Required work: Repeat the records below verbatim, and do not copy their pictures.

Segment Start: Exercise input

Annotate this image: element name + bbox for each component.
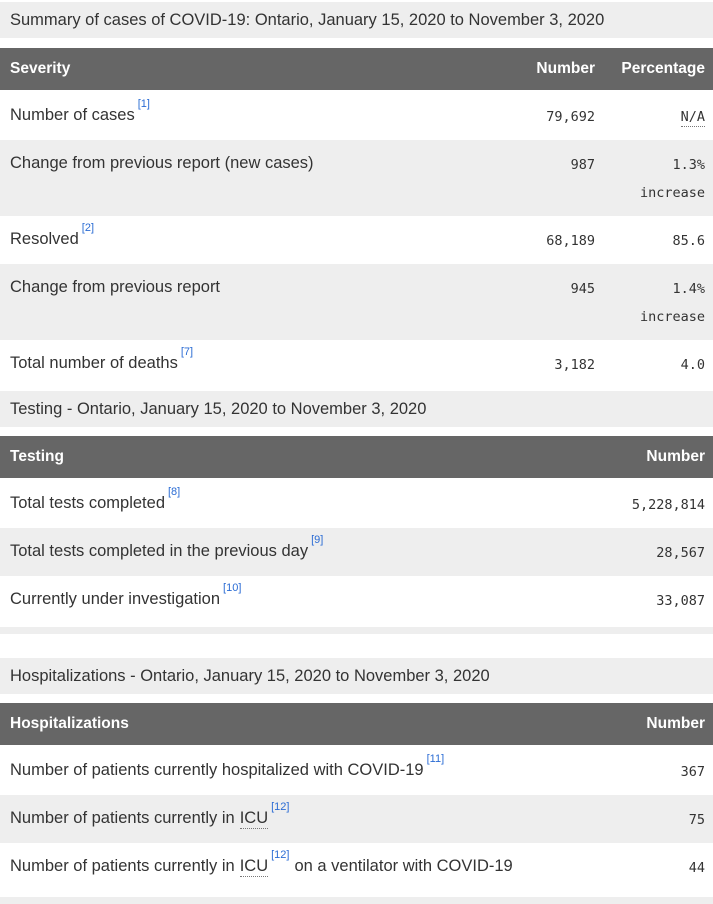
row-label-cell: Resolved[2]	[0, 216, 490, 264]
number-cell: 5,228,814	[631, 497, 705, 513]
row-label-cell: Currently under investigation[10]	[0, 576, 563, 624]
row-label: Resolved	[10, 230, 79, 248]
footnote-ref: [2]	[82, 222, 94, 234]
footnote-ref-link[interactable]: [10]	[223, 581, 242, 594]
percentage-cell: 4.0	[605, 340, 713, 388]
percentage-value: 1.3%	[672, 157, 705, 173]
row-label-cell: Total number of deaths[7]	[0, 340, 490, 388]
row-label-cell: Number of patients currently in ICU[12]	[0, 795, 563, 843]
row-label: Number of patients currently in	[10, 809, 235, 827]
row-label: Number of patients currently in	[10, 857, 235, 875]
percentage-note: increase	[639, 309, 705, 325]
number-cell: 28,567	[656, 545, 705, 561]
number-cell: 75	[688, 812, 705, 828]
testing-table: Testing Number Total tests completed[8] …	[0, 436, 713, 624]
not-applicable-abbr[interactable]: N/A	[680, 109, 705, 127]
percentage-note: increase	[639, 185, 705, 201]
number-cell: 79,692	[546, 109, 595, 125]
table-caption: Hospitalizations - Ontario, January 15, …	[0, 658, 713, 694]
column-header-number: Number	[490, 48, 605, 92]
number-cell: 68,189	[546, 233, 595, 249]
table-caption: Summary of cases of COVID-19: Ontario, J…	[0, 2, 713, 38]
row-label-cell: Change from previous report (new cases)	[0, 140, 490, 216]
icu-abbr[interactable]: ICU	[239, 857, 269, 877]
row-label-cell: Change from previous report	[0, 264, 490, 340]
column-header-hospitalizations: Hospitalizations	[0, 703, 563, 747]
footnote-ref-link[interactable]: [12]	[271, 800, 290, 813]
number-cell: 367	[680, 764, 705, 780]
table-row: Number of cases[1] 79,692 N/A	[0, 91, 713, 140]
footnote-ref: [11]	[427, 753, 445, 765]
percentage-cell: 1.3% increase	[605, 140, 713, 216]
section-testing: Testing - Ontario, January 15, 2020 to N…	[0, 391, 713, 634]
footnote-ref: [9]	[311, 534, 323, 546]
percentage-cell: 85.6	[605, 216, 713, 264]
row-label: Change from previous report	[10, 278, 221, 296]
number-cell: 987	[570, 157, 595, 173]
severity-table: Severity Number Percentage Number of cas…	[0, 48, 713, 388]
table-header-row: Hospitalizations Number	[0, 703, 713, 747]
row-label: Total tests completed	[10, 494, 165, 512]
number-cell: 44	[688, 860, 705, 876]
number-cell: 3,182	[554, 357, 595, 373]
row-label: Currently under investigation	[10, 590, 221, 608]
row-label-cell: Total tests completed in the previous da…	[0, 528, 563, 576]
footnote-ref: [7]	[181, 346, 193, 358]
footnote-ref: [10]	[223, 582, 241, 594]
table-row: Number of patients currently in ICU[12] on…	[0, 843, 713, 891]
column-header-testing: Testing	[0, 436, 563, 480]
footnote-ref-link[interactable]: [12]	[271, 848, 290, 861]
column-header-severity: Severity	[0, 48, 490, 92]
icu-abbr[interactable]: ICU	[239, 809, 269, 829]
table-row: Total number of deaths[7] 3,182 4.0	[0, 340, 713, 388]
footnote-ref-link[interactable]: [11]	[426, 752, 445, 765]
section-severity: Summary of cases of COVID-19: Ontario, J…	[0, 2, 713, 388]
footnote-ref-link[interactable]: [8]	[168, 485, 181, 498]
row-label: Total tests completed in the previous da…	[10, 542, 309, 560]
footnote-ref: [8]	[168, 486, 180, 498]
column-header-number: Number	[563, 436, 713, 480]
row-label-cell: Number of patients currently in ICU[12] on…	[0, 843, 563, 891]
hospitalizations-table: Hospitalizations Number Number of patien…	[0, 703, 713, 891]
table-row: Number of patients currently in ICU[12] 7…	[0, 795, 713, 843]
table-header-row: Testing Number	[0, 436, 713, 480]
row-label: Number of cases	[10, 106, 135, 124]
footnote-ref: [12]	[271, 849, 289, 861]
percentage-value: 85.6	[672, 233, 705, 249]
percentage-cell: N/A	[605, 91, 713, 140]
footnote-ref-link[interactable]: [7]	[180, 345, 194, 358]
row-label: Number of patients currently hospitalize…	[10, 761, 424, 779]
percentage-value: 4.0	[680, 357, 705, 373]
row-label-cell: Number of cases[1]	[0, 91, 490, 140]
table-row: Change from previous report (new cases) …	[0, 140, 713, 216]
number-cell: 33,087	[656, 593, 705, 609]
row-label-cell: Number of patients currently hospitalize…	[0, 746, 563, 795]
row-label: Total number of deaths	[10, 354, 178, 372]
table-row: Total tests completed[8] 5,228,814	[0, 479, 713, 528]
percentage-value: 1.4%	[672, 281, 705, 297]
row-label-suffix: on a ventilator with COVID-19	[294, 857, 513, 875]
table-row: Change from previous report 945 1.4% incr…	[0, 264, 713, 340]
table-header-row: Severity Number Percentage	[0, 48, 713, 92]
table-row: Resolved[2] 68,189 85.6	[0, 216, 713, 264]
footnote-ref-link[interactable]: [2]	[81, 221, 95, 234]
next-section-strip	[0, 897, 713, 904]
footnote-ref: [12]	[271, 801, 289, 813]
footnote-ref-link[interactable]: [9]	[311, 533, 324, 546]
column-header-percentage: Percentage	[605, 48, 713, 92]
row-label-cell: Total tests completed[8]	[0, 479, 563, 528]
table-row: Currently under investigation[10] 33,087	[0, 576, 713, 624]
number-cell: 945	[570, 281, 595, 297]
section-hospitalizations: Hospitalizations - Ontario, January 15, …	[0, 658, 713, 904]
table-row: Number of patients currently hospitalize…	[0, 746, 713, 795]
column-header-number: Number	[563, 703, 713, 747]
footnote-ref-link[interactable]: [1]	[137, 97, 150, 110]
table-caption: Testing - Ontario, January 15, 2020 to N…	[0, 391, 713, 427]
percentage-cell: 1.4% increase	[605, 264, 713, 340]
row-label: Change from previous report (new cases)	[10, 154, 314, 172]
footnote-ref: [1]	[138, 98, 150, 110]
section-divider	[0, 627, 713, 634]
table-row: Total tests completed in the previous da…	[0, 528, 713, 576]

Segment End: Exercise input

Solution to this exercise:
Annotate this image: element name + bbox for each component.
row-label-cell: Resolved[2]	[0, 216, 490, 264]
number-cell: 5,228,814	[631, 497, 705, 513]
row-label-cell: Currently under investigation[10]	[0, 576, 563, 624]
row-label: Resolved	[10, 230, 79, 248]
footnote-ref: [2]	[82, 222, 94, 234]
footnote-ref-link[interactable]: [10]	[223, 581, 242, 594]
percentage-cell: 4.0	[605, 340, 713, 388]
percentage-value: 1.3%	[672, 157, 705, 173]
row-label-cell: Total number of deaths[7]	[0, 340, 490, 388]
row-label-cell: Number of patients currently in ICU[12]	[0, 795, 563, 843]
row-label: Number of patients currently in	[10, 809, 235, 827]
row-label: Number of patients currently in	[10, 857, 235, 875]
percentage-note: increase	[639, 309, 705, 325]
number-cell: 28,567	[656, 545, 705, 561]
number-cell: 75	[688, 812, 705, 828]
testing-table: Testing Number Total tests completed[8] …	[0, 436, 713, 624]
not-applicable-abbr[interactable]: N/A	[680, 109, 705, 127]
percentage-note: increase	[639, 185, 705, 201]
number-cell: 79,692	[546, 109, 595, 125]
table-caption: Hospitalizations - Ontario, January 15, …	[0, 658, 713, 694]
column-header-number: Number	[490, 48, 605, 92]
number-cell: 68,189	[546, 233, 595, 249]
table-caption: Summary of cases of COVID-19: Ontario, J…	[0, 2, 713, 38]
row-label-cell: Change from previous report (new cases)	[0, 140, 490, 216]
icu-abbr[interactable]: ICU	[239, 857, 269, 877]
row-label-cell: Change from previous report	[0, 264, 490, 340]
column-header-hospitalizations: Hospitalizations	[0, 703, 563, 747]
footnote-ref-link[interactable]: [12]	[271, 800, 290, 813]
number-cell: 367	[680, 764, 705, 780]
table-row: Number of cases[1] 79,692 N/A	[0, 91, 713, 140]
footnote-ref: [11]	[427, 753, 445, 765]
percentage-cell: 1.3% increase	[605, 140, 713, 216]
section-testing: Testing - Ontario, January 15, 2020 to N…	[0, 391, 713, 634]
footnote-ref: [9]	[311, 534, 323, 546]
percentage-cell: 85.6	[605, 216, 713, 264]
row-label: Change from previous report	[10, 278, 221, 296]
number-cell: 987	[570, 157, 595, 173]
severity-table: Severity Number Percentage Number of cas…	[0, 48, 713, 388]
table-header-row: Hospitalizations Number	[0, 703, 713, 747]
row-label: Total tests completed	[10, 494, 165, 512]
number-cell: 44	[688, 860, 705, 876]
number-cell: 3,182	[554, 357, 595, 373]
row-label: Currently under investigation	[10, 590, 221, 608]
row-label-cell: Total tests completed in the previous da…	[0, 528, 563, 576]
footnote-ref: [7]	[181, 346, 193, 358]
footnote-ref: [10]	[223, 582, 241, 594]
table-row: Number of patients currently in ICU[12] on…	[0, 843, 713, 891]
column-header-testing: Testing	[0, 436, 563, 480]
footnote-ref-link[interactable]: [12]	[271, 848, 290, 861]
column-header-severity: Severity	[0, 48, 490, 92]
icu-abbr[interactable]: ICU	[239, 809, 269, 829]
table-row: Total number of deaths[7] 3,182 4.0	[0, 340, 713, 388]
footnote-ref-link[interactable]: [11]	[426, 752, 445, 765]
section-severity: Summary of cases of COVID-19: Ontario, J…	[0, 2, 713, 388]
footnote-ref-link[interactable]: [8]	[168, 485, 181, 498]
row-label: Total tests completed in the previous da…	[10, 542, 309, 560]
footnote-ref: [8]	[168, 486, 180, 498]
column-header-number: Number	[563, 436, 713, 480]
row-label-cell: Number of patients currently in ICU[12] on…	[0, 843, 563, 891]
hospitalizations-table: Hospitalizations Number Number of patien…	[0, 703, 713, 891]
table-row: Number of patients currently in ICU[12] 7…	[0, 795, 713, 843]
table-header-row: Testing Number	[0, 436, 713, 480]
row-label: Number of cases	[10, 106, 135, 124]
footnote-ref: [12]	[271, 849, 289, 861]
percentage-value: 85.6	[672, 233, 705, 249]
percentage-cell: N/A	[605, 91, 713, 140]
footnote-ref-link[interactable]: [7]	[180, 345, 194, 358]
row-label: Number of patients currently hospitalize…	[10, 761, 424, 779]
percentage-value: 4.0	[680, 357, 705, 373]
row-label-cell: Number of cases[1]	[0, 91, 490, 140]
table-row: Change from previous report (new cases) …	[0, 140, 713, 216]
number-cell: 33,087	[656, 593, 705, 609]
row-label-cell: Number of patients currently hospitalize…	[0, 746, 563, 795]
row-label: Total number of deaths	[10, 354, 178, 372]
table-row: Total tests completed[8] 5,228,814	[0, 479, 713, 528]
percentage-value: 1.4%	[672, 281, 705, 297]
row-label-suffix: on a ventilator with COVID-19	[294, 857, 513, 875]
table-row: Change from previous report 945 1.4% incr…	[0, 264, 713, 340]
table-header-row: Severity Number Percentage	[0, 48, 713, 92]
table-row: Resolved[2] 68,189 85.6	[0, 216, 713, 264]
footnote-ref-link[interactable]: [2]	[81, 221, 95, 234]
next-section-strip	[0, 897, 713, 904]
footnote-ref: [12]	[271, 801, 289, 813]
footnote-ref-link[interactable]: [9]	[311, 533, 324, 546]
column-header-percentage: Percentage	[605, 48, 713, 92]
row-label-cell: Total tests completed[8]	[0, 479, 563, 528]
table-row: Currently under investigation[10] 33,087	[0, 576, 713, 624]
number-cell: 945	[570, 281, 595, 297]
section-hospitalizations: Hospitalizations - Ontario, January 15, …	[0, 658, 713, 904]
table-row: Number of patients currently hospitalize…	[0, 746, 713, 795]
column-header-number: Number	[563, 703, 713, 747]
footnote-ref-link[interactable]: [1]	[137, 97, 150, 110]
table-caption: Testing - Ontario, January 15, 2020 to N…	[0, 391, 713, 427]
percentage-cell: 1.4% increase	[605, 264, 713, 340]
row-label: Change from previous report (new cases)	[10, 154, 314, 172]
footnote-ref: [1]	[138, 98, 150, 110]
section-divider	[0, 627, 713, 634]
table-row: Total tests completed in the previous da…	[0, 528, 713, 576]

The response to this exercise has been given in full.